Description of the task »
Set each entry down verbatim, omitting images.

Extracted information »
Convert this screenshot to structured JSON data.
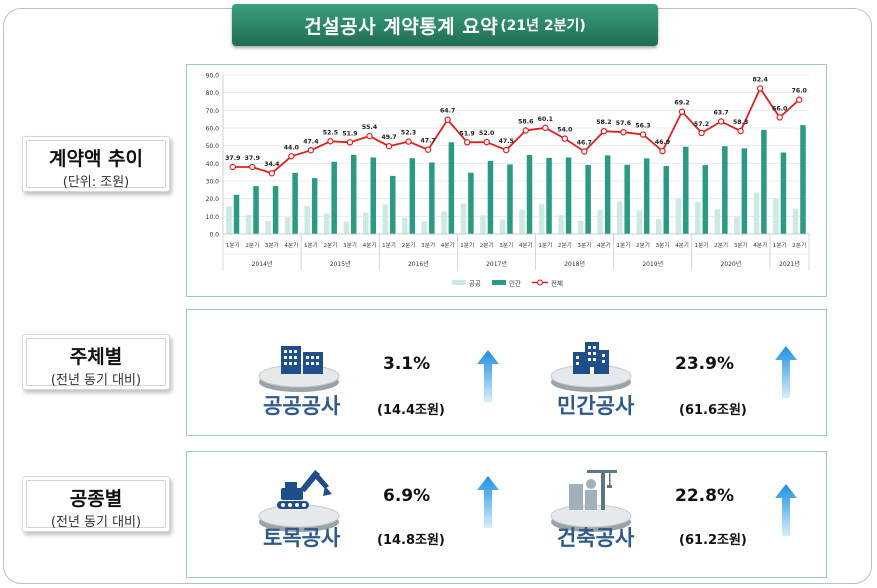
{
  "title": {
    "main": "건설공사 계약통계 요약",
    "sub": "(21년 2분기)"
  },
  "sections": {
    "trend": {
      "label": "계약액 추이",
      "sub": "(단위: 조원)"
    },
    "by_subject": {
      "label": "주체별",
      "sub": "(전년 동기 대비)"
    },
    "by_type": {
      "label": "공종별",
      "sub": "(전년 동기 대비)"
    }
  },
  "subject_items": [
    {
      "name": "공공공사",
      "pct": "3.1%",
      "amount": "(14.4조원)",
      "icon": "public-building-icon",
      "trend": "up"
    },
    {
      "name": "민간공사",
      "pct": "23.9%",
      "amount": "(61.6조원)",
      "icon": "private-building-icon",
      "trend": "up"
    }
  ],
  "type_items": [
    {
      "name": "토목공사",
      "pct": "6.9%",
      "amount": "(14.8조원)",
      "icon": "excavator-icon",
      "trend": "up"
    },
    {
      "name": "건축공사",
      "pct": "22.8%",
      "amount": "(61.2조원)",
      "icon": "crane-building-icon",
      "trend": "up"
    }
  ],
  "colors": {
    "public": "#cde9e3",
    "private": "#2a9a84",
    "total": "#e02020",
    "accent": "#2a8866",
    "arrow": "#2a9ae0"
  },
  "chart_data": {
    "type": "bar",
    "categories": [
      "1분기",
      "2분기",
      "3분기",
      "4분기",
      "1분기",
      "2분기",
      "3분기",
      "4분기",
      "1분기",
      "2분기",
      "3분기",
      "4분기",
      "1분기",
      "2분기",
      "3분기",
      "4분기",
      "1분기",
      "2분기",
      "3분기",
      "4분기",
      "1분기",
      "2분기",
      "3분기",
      "4분기",
      "1분기",
      "2분기",
      "3분기",
      "4분기",
      "1분기",
      "2분기"
    ],
    "years": [
      {
        "label": "2014년",
        "count": 4
      },
      {
        "label": "2015년",
        "count": 4
      },
      {
        "label": "2016년",
        "count": 4
      },
      {
        "label": "2017년",
        "count": 4
      },
      {
        "label": "2018년",
        "count": 4
      },
      {
        "label": "2019년",
        "count": 4
      },
      {
        "label": "2020년",
        "count": 4
      },
      {
        "label": "2021년",
        "count": 2
      }
    ],
    "series": [
      {
        "name": "공공",
        "type": "bar",
        "values": [
          15.7,
          10.8,
          7.3,
          9.4,
          15.8,
          11.6,
          7.1,
          12.1,
          16.8,
          9.4,
          7.2,
          12.8,
          17.2,
          10.6,
          8.1,
          13.9,
          17.0,
          10.7,
          7.6,
          13.7,
          18.4,
          13.5,
          8.4,
          19.8,
          18.2,
          14.0,
          9.8,
          23.5,
          19.9,
          14.4
        ]
      },
      {
        "name": "민간",
        "type": "bar",
        "values": [
          22.2,
          27.1,
          27.1,
          34.6,
          31.6,
          40.9,
          44.8,
          43.3,
          32.9,
          42.9,
          40.5,
          51.9,
          34.7,
          41.4,
          39.4,
          44.7,
          43.1,
          43.3,
          39.1,
          44.5,
          39.2,
          42.8,
          38.5,
          49.4,
          39.0,
          49.7,
          48.5,
          58.9,
          46.1,
          61.6
        ]
      },
      {
        "name": "전체",
        "type": "line",
        "values": [
          37.9,
          37.9,
          34.4,
          44.0,
          47.4,
          52.5,
          51.9,
          55.4,
          49.7,
          52.3,
          47.7,
          64.7,
          51.9,
          52.0,
          47.5,
          58.6,
          60.1,
          54.0,
          46.7,
          58.2,
          57.6,
          56.3,
          46.9,
          69.2,
          57.2,
          63.7,
          58.3,
          82.4,
          66.0,
          76.0
        ]
      }
    ],
    "line_labels": [
      "37.9",
      "37.9",
      "34.4",
      "44.0",
      "47.4",
      "52.5",
      "51.9",
      "55.4",
      "49.7",
      "52.3",
      "47.7",
      "64.7",
      "51.9",
      "52.0",
      "47.5",
      "58.6",
      "60.1",
      "54.0",
      "46.7",
      "58.2",
      "57.6",
      "56.3",
      "46.9",
      "69.2",
      "57.2",
      "63.7",
      "58.3",
      "82.4",
      "66.0",
      "76.0"
    ],
    "yticks": [
      "0.0",
      "10.0",
      "20.0",
      "30.0",
      "40.0",
      "50.0",
      "60.0",
      "70.0",
      "80.0",
      "90.0"
    ],
    "ylim": [
      0,
      90
    ],
    "legend": [
      "공공",
      "민간",
      "전체"
    ],
    "legend_position": "bottom"
  }
}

Answer below »
Convert this screenshot to structured JSON data.
{
  "title": {
    "main": "건설공사 계약통계 요약",
    "sub": "(21년 2분기)"
  },
  "sections": {
    "trend": {
      "label": "계약액 추이",
      "sub": "(단위: 조원)"
    },
    "by_subject": {
      "label": "주체별",
      "sub": "(전년 동기 대비)"
    },
    "by_type": {
      "label": "공종별",
      "sub": "(전년 동기 대비)"
    }
  },
  "subject_items": [
    {
      "name": "공공공사",
      "pct": "3.1%",
      "amount": "(14.4조원)",
      "icon": "public-building-icon",
      "trend": "up"
    },
    {
      "name": "민간공사",
      "pct": "23.9%",
      "amount": "(61.6조원)",
      "icon": "private-building-icon",
      "trend": "up"
    }
  ],
  "type_items": [
    {
      "name": "토목공사",
      "pct": "6.9%",
      "amount": "(14.8조원)",
      "icon": "excavator-icon",
      "trend": "up"
    },
    {
      "name": "건축공사",
      "pct": "22.8%",
      "amount": "(61.2조원)",
      "icon": "crane-building-icon",
      "trend": "up"
    }
  ],
  "colors": {
    "public": "#cde9e3",
    "private": "#2a9a84",
    "total": "#e02020",
    "accent": "#2a8866",
    "arrow": "#2a9ae0"
  },
  "chart_data": {
    "type": "bar",
    "categories": [
      "1분기",
      "2분기",
      "3분기",
      "4분기",
      "1분기",
      "2분기",
      "3분기",
      "4분기",
      "1분기",
      "2분기",
      "3분기",
      "4분기",
      "1분기",
      "2분기",
      "3분기",
      "4분기",
      "1분기",
      "2분기",
      "3분기",
      "4분기",
      "1분기",
      "2분기",
      "3분기",
      "4분기",
      "1분기",
      "2분기",
      "3분기",
      "4분기",
      "1분기",
      "2분기"
    ],
    "years": [
      {
        "label": "2014년",
        "count": 4
      },
      {
        "label": "2015년",
        "count": 4
      },
      {
        "label": "2016년",
        "count": 4
      },
      {
        "label": "2017년",
        "count": 4
      },
      {
        "label": "2018년",
        "count": 4
      },
      {
        "label": "2019년",
        "count": 4
      },
      {
        "label": "2020년",
        "count": 4
      },
      {
        "label": "2021년",
        "count": 2
      }
    ],
    "series": [
      {
        "name": "공공",
        "type": "bar",
        "values": [
          15.7,
          10.8,
          7.3,
          9.4,
          15.8,
          11.6,
          7.1,
          12.1,
          16.8,
          9.4,
          7.2,
          12.8,
          17.2,
          10.6,
          8.1,
          13.9,
          17.0,
          10.7,
          7.6,
          13.7,
          18.4,
          13.5,
          8.4,
          19.8,
          18.2,
          14.0,
          9.8,
          23.5,
          19.9,
          14.4
        ]
      },
      {
        "name": "민간",
        "type": "bar",
        "values": [
          22.2,
          27.1,
          27.1,
          34.6,
          31.6,
          40.9,
          44.8,
          43.3,
          32.9,
          42.9,
          40.5,
          51.9,
          34.7,
          41.4,
          39.4,
          44.7,
          43.1,
          43.3,
          39.1,
          44.5,
          39.2,
          42.8,
          38.5,
          49.4,
          39.0,
          49.7,
          48.5,
          58.9,
          46.1,
          61.6
        ]
      },
      {
        "name": "전체",
        "type": "line",
        "values": [
          37.9,
          37.9,
          34.4,
          44.0,
          47.4,
          52.5,
          51.9,
          55.4,
          49.7,
          52.3,
          47.7,
          64.7,
          51.9,
          52.0,
          47.5,
          58.6,
          60.1,
          54.0,
          46.7,
          58.2,
          57.6,
          56.3,
          46.9,
          69.2,
          57.2,
          63.7,
          58.3,
          82.4,
          66.0,
          76.0
        ]
      }
    ],
    "line_labels": [
      "37.9",
      "37.9",
      "34.4",
      "44.0",
      "47.4",
      "52.5",
      "51.9",
      "55.4",
      "49.7",
      "52.3",
      "47.7",
      "64.7",
      "51.9",
      "52.0",
      "47.5",
      "58.6",
      "60.1",
      "54.0",
      "46.7",
      "58.2",
      "57.6",
      "56.3",
      "46.9",
      "69.2",
      "57.2",
      "63.7",
      "58.3",
      "82.4",
      "66.0",
      "76.0"
    ],
    "yticks": [
      "0.0",
      "10.0",
      "20.0",
      "30.0",
      "40.0",
      "50.0",
      "60.0",
      "70.0",
      "80.0",
      "90.0"
    ],
    "ylim": [
      0,
      90
    ],
    "legend": [
      "공공",
      "민간",
      "전체"
    ],
    "legend_position": "bottom"
  }
}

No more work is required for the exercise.